§ Provided entries

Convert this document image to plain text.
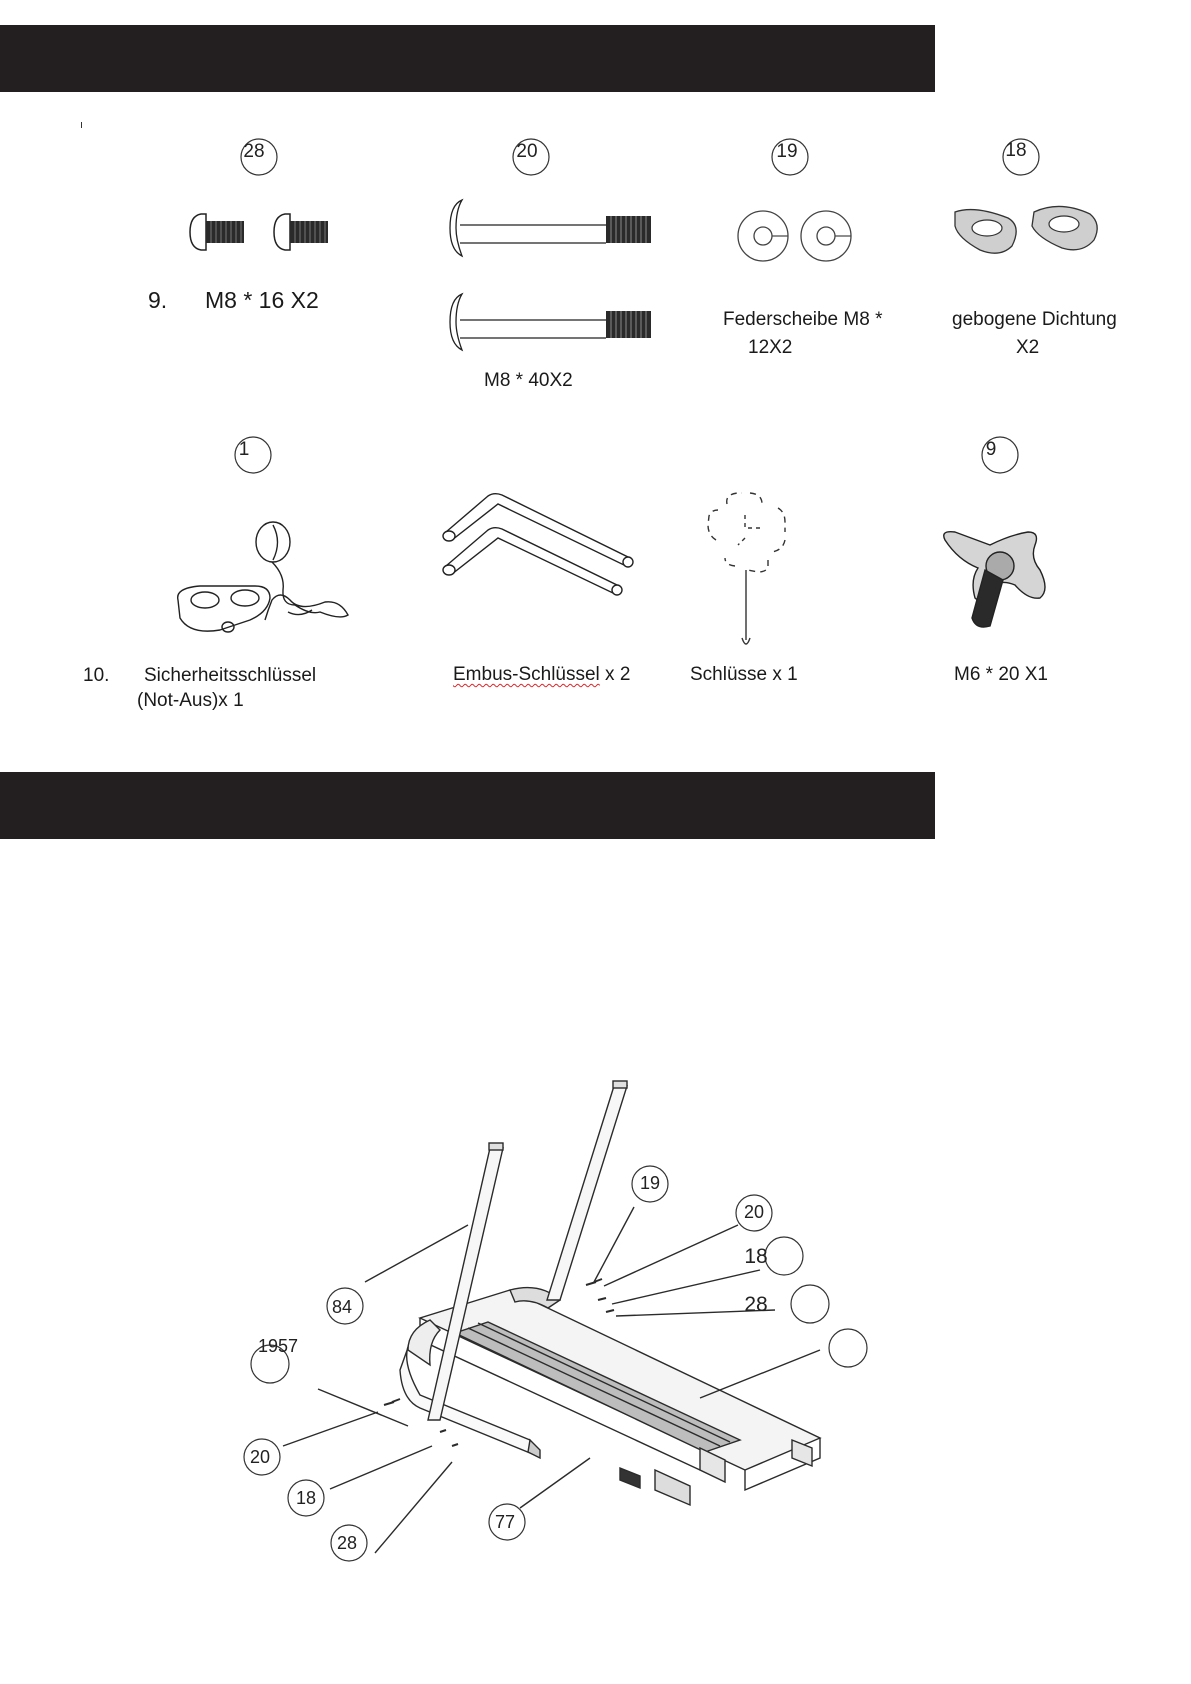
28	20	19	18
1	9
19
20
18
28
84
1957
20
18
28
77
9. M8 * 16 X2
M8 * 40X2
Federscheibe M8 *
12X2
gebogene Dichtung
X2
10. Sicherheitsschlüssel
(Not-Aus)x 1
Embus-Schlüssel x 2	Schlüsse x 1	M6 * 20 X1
--
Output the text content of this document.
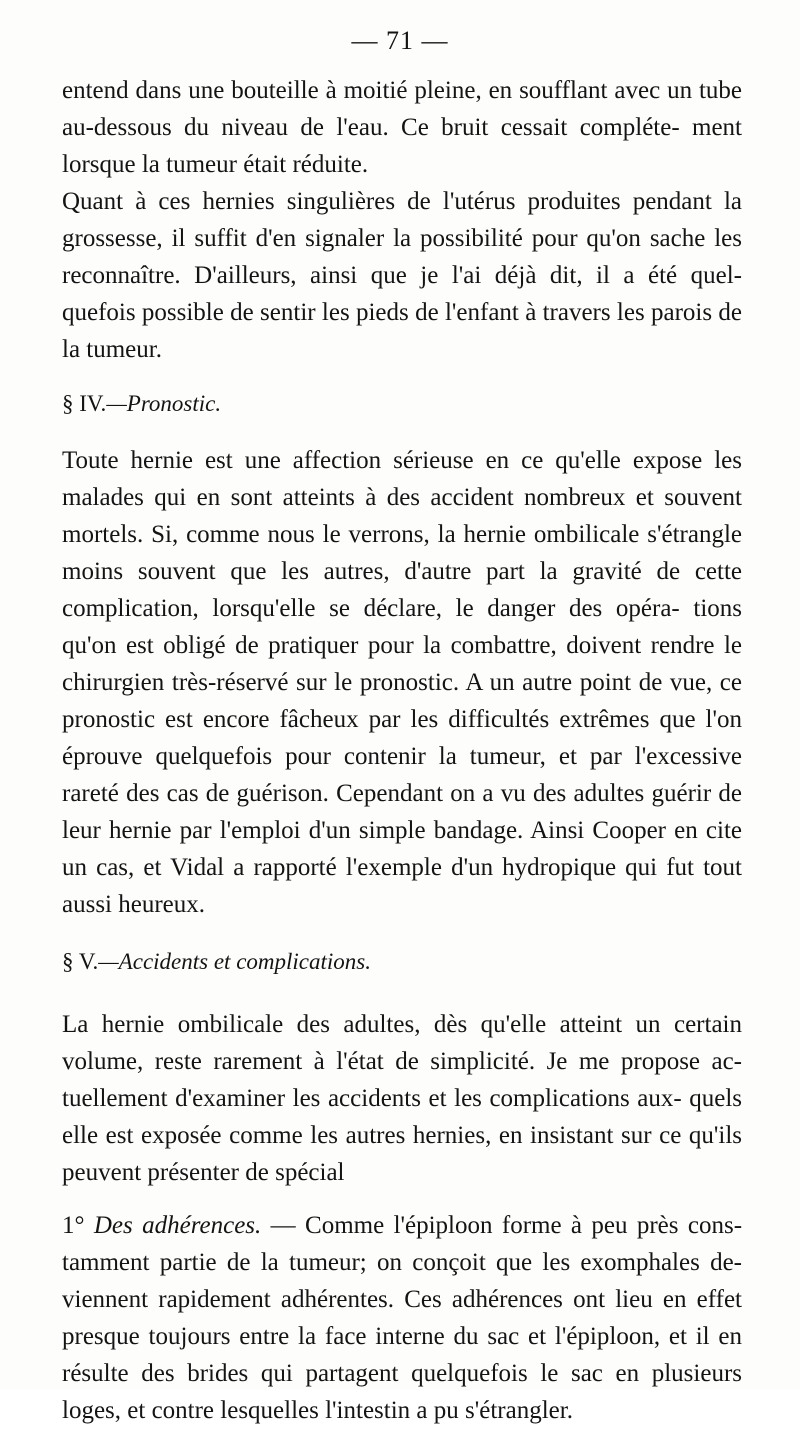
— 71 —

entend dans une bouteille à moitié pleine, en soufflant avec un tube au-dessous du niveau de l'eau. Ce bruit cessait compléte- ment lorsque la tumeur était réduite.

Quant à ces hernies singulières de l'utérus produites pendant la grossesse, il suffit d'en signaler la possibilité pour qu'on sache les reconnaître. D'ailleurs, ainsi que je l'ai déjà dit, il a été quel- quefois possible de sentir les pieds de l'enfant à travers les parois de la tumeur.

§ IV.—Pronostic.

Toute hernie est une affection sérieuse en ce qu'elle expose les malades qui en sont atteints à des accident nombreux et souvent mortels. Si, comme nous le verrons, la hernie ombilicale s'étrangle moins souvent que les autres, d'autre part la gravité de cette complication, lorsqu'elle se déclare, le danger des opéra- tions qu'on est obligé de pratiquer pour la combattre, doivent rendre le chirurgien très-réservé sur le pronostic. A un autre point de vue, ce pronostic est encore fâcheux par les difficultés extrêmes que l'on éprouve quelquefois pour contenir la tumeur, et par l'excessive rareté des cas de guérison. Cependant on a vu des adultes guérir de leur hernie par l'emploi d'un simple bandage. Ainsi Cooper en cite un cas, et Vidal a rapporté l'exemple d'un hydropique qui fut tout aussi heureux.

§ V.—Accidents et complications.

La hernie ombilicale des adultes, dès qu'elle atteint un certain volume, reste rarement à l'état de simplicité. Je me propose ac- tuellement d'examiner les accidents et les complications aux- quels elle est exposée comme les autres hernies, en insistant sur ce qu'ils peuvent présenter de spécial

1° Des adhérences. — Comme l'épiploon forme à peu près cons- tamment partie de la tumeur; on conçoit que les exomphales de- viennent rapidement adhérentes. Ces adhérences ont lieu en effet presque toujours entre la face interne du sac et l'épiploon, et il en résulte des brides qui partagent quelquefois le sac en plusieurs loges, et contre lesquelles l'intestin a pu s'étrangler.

§ Direction
Show every line of the listing in which the string "text" can be found.

§ Solved problem
Convert this document image to plain text.
Output the text content of this document.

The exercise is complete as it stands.